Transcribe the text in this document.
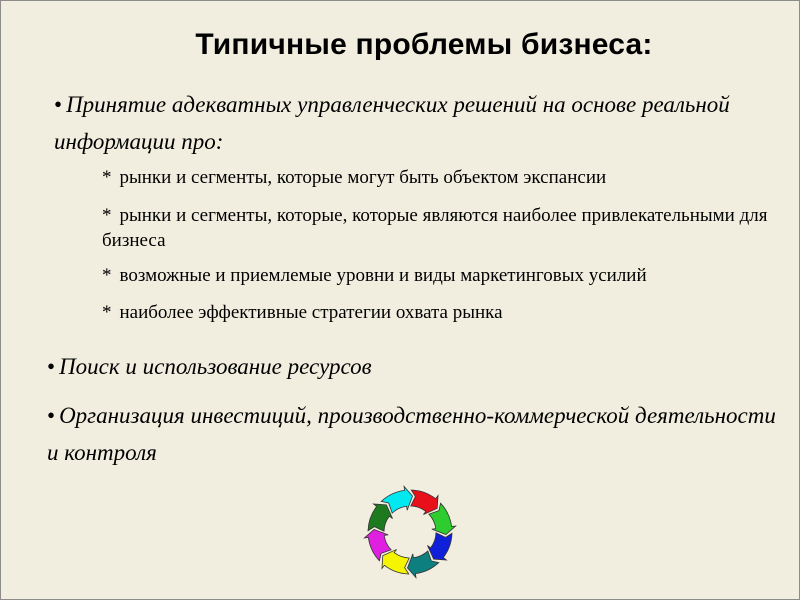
Типичные проблемы бизнеса:
• Принятие адекватных управленческих решений на основе реальной информации про:
* рынки и сегменты, которые могут быть объектом экспансии
* рынки и сегменты, которые, которые являются наиболее привлекательными для бизнеса
* возможные и приемлемые уровни и виды маркетинговых усилий
* наиболее эффективные стратегии охвата рынка
• Поиск и использование ресурсов
• Организация инвестиций, производственно-коммерческой деятельности и контроля
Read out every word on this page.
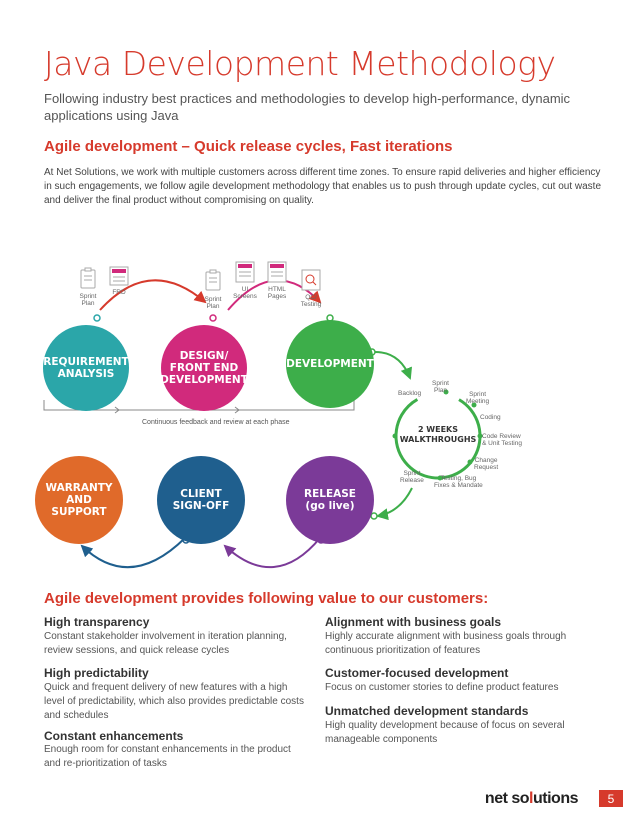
Java Development Methodology
Following industry best practices and methodologies to develop high-performance, dynamic applications using Java
Agile development – Quick release cycles, Fast iterations
At Net Solutions, we work with multiple customers across different time zones. To ensure rapid deliveries and higher efficiency in such engagements, we follow agile development methodology that enables us to push through update cycles, cut out waste and deliver the final product without compromising on quality.
Sprint
Plan
FRD
Sprint
Plan
UI
Screens
HTML
Pages	QC/
Testing
REQUIREMENT
ANALYSIS
DESIGN/
FRONT END
DEVELOPMENT
DEVELOPMENT
Continuous feedback and review at each phase
2 WEEKS
WALKTHROUGHS
Sprint
Plan
Backlog	Sprint
Meeting
Coding
Code Review
& Unit Testing
Change
Request
Testing, Bug
Fixes & Mandate
Sprint
Release
WARRANTY
AND
SUPPORT
CLIENT
SIGN-OFF
RELEASE
(go live)
Agile development provides following value to our customers:
High transparency
Constant stakeholder involvement in iteration planning, review sessions, and quick release cycles
High predictability
Quick and frequent delivery of new features with a high level of predictability, which also provides predictable costs and schedules
Constant enhancements
Enough room for constant enhancements in the product and re-prioritization of tasks
Alignment with business goals
Highly accurate alignment with business goals through continuous prioritization of features
Customer-focused development
Focus on customer stories to define product features
Unmatched development standards
High quality development because of focus on several manageable components
net solutions	5
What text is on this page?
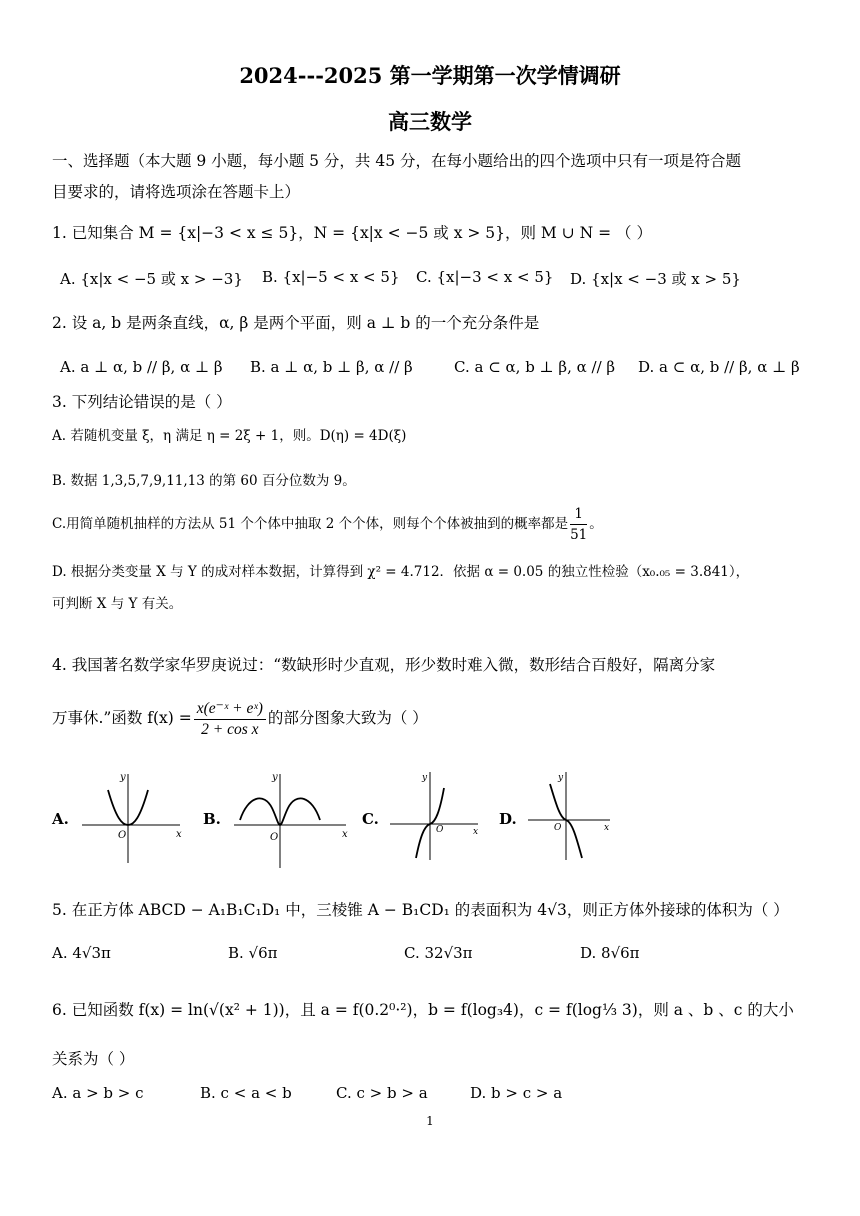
2024---2025 第一学期第一次学情调研
高三数学
一、选择题（本大题 9 小题，每小题 5 分，共 45 分，在每小题给出的四个选项中只有一项是符合题
目要求的，请将选项涂在答题卡上）
1. 已知集合 M = {x|−3 < x ≤ 5}，N = {x|x < −5 或 x > 5}，则 M ∪ N = （ ）
A. {x|x < −5 或 x > −3} B. {x|−5 < x < 5} C. {x|−3 < x < 5} D. {x|x < −3 或 x > 5}
2. 设 a, b 是两条直线，α, β 是两个平面，则 a ⊥ b 的一个充分条件是
A. a ⊥ α, b // β, α ⊥ β B. a ⊥ α, b ⊥ β, α // β	C. a ⊂ α, b ⊥ β, α // β D. a ⊂ α, b // β, α ⊥ β
3. 下列结论错误的是（ ）
A. 若随机变量 ξ，η 满足 η = 2ξ + 1，则。D(η) = 4D(ξ)
B. 数据 1,3,5,7,9,11,13 的第 60 百分位数为 9。
C.用简单随机抽样的方法从 51 个个体中抽取 2 个个体，则每个个体被抽到的概率都是 $\frac{1}{51}$ 。
D. 根据分类变量 X 与 Y 的成对样本数据，计算得到 χ² = 4.712．依据 α = 0.05 的独立性检验（x₀.₀₅ = 3.841），
可判断 X 与 Y 有关。
4. 我国著名数学家华罗庚说过：“数缺形时少直观，形少数时难入微，数形结合百般好，隔离分家
万事休.”函数 $f(x) = \frac{\text{x(e⁻ˣ + eˣ)}}{\text{2 + cos x}}$ 的部分图象大致为（ ）
A.
y
x
O
B.
y
x
O
C.
y
x
O
D.
y
x
O
5. 在正方体 ABCD − A₁B₁C₁D₁ 中，三棱锥 A − B₁CD₁ 的表面积为 4√3，则正方体外接球的体积为（ ）
A. 4√3π	B. √6π	C. 32√3π	D. 8√6π
6. 已知函数 f(x) = ln(√(x² + 1))，且 a = f(0.2⁰·²)，b = f(log₃4)，c = f(log⅓ 3)，则 a 、b 、c 的大小
关系为（ ）
A. a > b > c	B. c < a < b	C. c > b > a	D. b > c > a
1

+ + +

Your job is to transcribe the entries above exactly; skip the pictures.

Transcribe the text in this document.
Типичные проблемы бизнеса:
• Принятие адекватных управленческих решений на основе реальной информации про:
* рынки и сегменты, которые могут быть объектом экспансии
* рынки и сегменты, которые, которые являются наиболее привлекательными для бизнеса
* возможные и приемлемые уровни и виды маркетинговых усилий
* наиболее эффективные стратегии охвата рынка
• Поиск и использование ресурсов
• Организация инвестиций, производственно-коммерческой деятельности и контроля
Read out every word on this page.
Java Development Methodology
Following industry best practices and methodologies to develop high-performance, dynamic applications using Java
Agile development – Quick release cycles, Fast iterations
At Net Solutions, we work with multiple customers across different time zones. To ensure rapid deliveries and higher efficiency in such engagements, we follow agile development methodology that enables us to push through update cycles, cut out waste and deliver the final product without compromising on quality.
Sprint
Plan
FRD
Sprint
Plan
UI
Screens
HTML
Pages	QC/
Testing
REQUIREMENT
ANALYSIS
DESIGN/
FRONT END
DEVELOPMENT
DEVELOPMENT
Continuous feedback and review at each phase
2 WEEKS
WALKTHROUGHS
Sprint
Plan
Backlog	Sprint
Meeting
Coding
Code Review
& Unit Testing
Change
Request
Testing, Bug
Fixes & Mandate
Sprint
Release
WARRANTY
AND
SUPPORT
CLIENT
SIGN-OFF
RELEASE
(go live)
Agile development provides following value to our customers:
High transparency
Constant stakeholder involvement in iteration planning, review sessions, and quick release cycles
High predictability
Quick and frequent delivery of new features with a high level of predictability, which also provides predictable costs and schedules
Constant enhancements
Enough room for constant enhancements in the product and re-prioritization of tasks
Alignment with business goals
Highly accurate alignment with business goals through continuous prioritization of features
Customer-focused development
Focus on customer stories to define product features
Unmatched development standards
High quality development because of focus on several manageable components
net solutions	5
What text is on this page?
2024---2025 第一学期第一次学情调研
高三数学
一、选择题（本大题 9 小题，每小题 5 分，共 45 分，在每小题给出的四个选项中只有一项是符合题
目要求的，请将选项涂在答题卡上）
1. 已知集合 M = {x|−3 < x ≤ 5}，N = {x|x < −5 或 x > 5}，则 M ∪ N = （ ）
A. {x|x < −5 或 x > −3} B. {x|−5 < x < 5} C. {x|−3 < x < 5} D. {x|x < −3 或 x > 5}
2. 设 a, b 是两条直线，α, β 是两个平面，则 a ⊥ b 的一个充分条件是
A. a ⊥ α, b // β, α ⊥ β B. a ⊥ α, b ⊥ β, α // β	C. a ⊂ α, b ⊥ β, α // β D. a ⊂ α, b // β, α ⊥ β
3. 下列结论错误的是（ ）
A. 若随机变量 ξ，η 满足 η = 2ξ + 1，则。D(η) = 4D(ξ)
B. 数据 1,3,5,7,9,11,13 的第 60 百分位数为 9。
C.用简单随机抽样的方法从 51 个个体中抽取 2 个个体，则每个个体被抽到的概率都是 $\frac{1}{51}$ 。
D. 根据分类变量 X 与 Y 的成对样本数据，计算得到 χ² = 4.712．依据 α = 0.05 的独立性检验（x₀.₀₅ = 3.841），
可判断 X 与 Y 有关。
4. 我国著名数学家华罗庚说过：“数缺形时少直观，形少数时难入微，数形结合百般好，隔离分家
万事休.”函数 $f(x) = \frac{\text{x(e⁻ˣ + eˣ)}}{\text{2 + cos x}}$ 的部分图象大致为（ ）
A.
y
x
O
B.
y
x
O
C.
y
x
O
D.
y
x
O
5. 在正方体 ABCD − A₁B₁C₁D₁ 中，三棱锥 A − B₁CD₁ 的表面积为 4√3，则正方体外接球的体积为（ ）
A. 4√3π	B. √6π	C. 32√3π	D. 8√6π
6. 已知函数 f(x) = ln(√(x² + 1))，且 a = f(0.2⁰·²)，b = f(log₃4)，c = f(log⅓ 3)，则 a 、b 、c 的大小
关系为（ ）
A. a > b > c	B. c < a < b	C. c > b > a	D. b > c > a
1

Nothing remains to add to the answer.